# [Given information]

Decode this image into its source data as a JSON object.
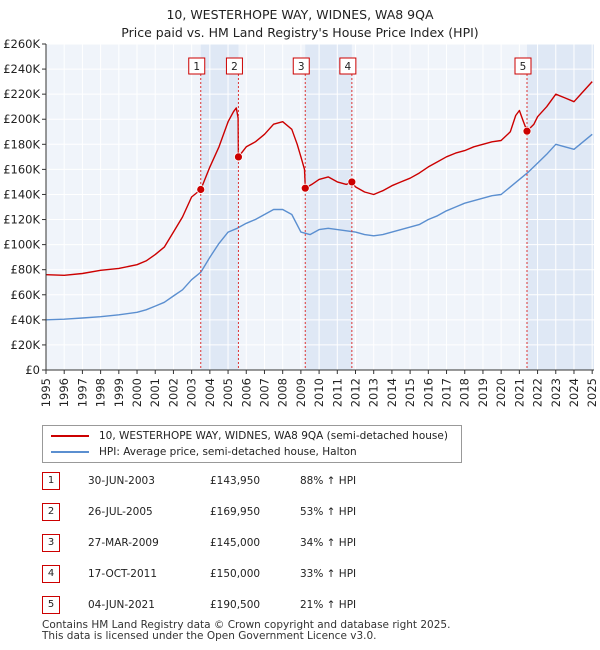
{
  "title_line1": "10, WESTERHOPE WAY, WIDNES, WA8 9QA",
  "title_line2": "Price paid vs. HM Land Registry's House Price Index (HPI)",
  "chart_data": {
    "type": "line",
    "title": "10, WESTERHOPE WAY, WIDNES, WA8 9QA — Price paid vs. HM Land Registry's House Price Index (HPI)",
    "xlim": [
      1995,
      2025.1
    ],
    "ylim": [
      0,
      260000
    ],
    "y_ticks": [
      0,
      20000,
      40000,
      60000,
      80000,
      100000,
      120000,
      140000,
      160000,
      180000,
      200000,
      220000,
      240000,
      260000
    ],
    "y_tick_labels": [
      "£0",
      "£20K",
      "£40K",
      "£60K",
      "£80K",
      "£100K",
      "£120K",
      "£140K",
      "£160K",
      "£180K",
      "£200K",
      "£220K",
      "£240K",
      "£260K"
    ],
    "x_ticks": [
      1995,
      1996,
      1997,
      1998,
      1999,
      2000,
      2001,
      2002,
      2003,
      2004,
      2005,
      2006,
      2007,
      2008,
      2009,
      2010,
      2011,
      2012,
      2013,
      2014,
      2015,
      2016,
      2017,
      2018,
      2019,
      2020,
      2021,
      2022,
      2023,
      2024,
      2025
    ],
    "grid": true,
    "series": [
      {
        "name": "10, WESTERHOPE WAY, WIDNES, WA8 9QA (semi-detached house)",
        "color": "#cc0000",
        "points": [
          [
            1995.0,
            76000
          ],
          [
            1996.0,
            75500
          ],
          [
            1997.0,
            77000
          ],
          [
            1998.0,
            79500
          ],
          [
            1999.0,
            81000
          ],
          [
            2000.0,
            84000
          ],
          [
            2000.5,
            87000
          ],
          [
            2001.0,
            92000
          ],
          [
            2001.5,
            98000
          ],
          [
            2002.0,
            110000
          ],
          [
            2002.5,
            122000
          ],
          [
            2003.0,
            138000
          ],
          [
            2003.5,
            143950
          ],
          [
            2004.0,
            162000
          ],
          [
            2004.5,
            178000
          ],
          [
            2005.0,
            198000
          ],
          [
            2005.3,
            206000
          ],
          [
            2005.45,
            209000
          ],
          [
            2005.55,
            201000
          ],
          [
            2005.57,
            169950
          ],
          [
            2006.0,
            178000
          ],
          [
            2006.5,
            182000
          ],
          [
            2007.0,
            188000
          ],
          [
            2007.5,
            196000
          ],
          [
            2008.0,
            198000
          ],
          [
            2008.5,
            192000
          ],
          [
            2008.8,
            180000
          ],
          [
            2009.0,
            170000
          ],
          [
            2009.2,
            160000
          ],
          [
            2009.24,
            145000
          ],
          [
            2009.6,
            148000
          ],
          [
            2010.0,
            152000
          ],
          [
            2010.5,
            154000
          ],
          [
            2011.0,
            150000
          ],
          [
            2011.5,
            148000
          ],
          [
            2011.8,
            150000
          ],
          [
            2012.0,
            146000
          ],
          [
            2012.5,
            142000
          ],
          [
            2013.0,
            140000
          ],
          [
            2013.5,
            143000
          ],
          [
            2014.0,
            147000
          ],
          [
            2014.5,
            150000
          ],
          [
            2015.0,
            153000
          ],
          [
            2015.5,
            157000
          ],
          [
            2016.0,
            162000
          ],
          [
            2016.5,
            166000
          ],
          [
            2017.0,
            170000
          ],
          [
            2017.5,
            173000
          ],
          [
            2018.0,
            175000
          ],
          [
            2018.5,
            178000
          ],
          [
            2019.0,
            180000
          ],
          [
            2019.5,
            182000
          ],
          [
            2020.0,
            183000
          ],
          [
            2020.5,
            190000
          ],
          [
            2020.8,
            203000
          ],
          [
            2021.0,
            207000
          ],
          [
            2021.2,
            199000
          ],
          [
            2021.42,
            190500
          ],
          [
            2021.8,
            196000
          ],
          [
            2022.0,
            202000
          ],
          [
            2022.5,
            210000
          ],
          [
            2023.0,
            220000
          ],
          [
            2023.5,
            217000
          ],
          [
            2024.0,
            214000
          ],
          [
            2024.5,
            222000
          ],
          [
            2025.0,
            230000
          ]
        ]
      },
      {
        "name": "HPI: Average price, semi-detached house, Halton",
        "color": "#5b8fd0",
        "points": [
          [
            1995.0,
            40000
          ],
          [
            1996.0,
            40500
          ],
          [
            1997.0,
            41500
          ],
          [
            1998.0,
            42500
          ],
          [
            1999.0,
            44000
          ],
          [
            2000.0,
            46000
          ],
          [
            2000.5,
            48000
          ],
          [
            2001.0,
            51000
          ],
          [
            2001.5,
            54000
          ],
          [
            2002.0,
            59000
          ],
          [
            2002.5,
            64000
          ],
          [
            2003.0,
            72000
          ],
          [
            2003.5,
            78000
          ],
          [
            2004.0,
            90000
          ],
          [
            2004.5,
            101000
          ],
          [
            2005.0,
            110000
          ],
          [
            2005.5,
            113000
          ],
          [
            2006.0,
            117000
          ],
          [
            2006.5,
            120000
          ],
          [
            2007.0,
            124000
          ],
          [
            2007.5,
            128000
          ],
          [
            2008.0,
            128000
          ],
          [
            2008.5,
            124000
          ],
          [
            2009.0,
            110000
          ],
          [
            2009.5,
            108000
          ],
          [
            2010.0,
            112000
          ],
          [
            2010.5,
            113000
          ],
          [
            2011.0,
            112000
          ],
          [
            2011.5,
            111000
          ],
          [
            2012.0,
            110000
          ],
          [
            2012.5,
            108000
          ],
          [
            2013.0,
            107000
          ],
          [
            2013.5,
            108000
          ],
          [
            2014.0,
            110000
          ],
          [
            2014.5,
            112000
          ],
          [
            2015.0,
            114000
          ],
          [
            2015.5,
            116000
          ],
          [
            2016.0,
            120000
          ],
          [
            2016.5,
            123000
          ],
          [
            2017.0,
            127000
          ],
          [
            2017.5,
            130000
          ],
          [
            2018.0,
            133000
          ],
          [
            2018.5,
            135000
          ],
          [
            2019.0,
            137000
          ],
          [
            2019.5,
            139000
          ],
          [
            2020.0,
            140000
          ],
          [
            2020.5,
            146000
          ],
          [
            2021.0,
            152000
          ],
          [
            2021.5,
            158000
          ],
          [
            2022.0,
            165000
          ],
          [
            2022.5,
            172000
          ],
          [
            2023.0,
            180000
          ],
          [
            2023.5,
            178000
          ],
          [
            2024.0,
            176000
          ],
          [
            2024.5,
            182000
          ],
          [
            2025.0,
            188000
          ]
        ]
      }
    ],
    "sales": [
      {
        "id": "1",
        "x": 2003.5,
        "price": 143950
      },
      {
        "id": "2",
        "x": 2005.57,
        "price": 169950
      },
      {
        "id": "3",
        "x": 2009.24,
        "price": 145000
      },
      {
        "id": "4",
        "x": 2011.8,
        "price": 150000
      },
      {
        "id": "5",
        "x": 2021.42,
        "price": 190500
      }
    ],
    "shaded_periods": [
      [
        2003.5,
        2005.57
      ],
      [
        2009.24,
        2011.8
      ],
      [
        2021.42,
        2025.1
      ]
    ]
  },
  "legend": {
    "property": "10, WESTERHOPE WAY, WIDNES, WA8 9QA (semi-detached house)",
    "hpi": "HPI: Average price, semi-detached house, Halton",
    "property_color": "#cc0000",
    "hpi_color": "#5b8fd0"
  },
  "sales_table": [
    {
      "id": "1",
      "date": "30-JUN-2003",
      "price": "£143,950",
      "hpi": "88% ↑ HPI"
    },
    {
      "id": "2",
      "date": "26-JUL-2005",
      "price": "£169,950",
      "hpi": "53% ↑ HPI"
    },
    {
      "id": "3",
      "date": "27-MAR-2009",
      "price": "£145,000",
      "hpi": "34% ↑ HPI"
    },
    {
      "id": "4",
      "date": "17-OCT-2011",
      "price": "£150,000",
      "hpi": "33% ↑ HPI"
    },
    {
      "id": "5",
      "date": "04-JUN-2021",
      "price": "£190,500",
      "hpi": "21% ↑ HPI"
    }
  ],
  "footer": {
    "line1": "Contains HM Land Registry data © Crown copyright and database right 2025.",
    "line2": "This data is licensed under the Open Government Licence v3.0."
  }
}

# [Objective]
Search the entries for the string "name" and collect each line that has it.

# [Answer to this problem]
        "name": "10, WESTERHOPE WAY, WIDNES, WA8 9QA (semi-detached house)",
        "name": "HPI: Average price, semi-detached house, Halton",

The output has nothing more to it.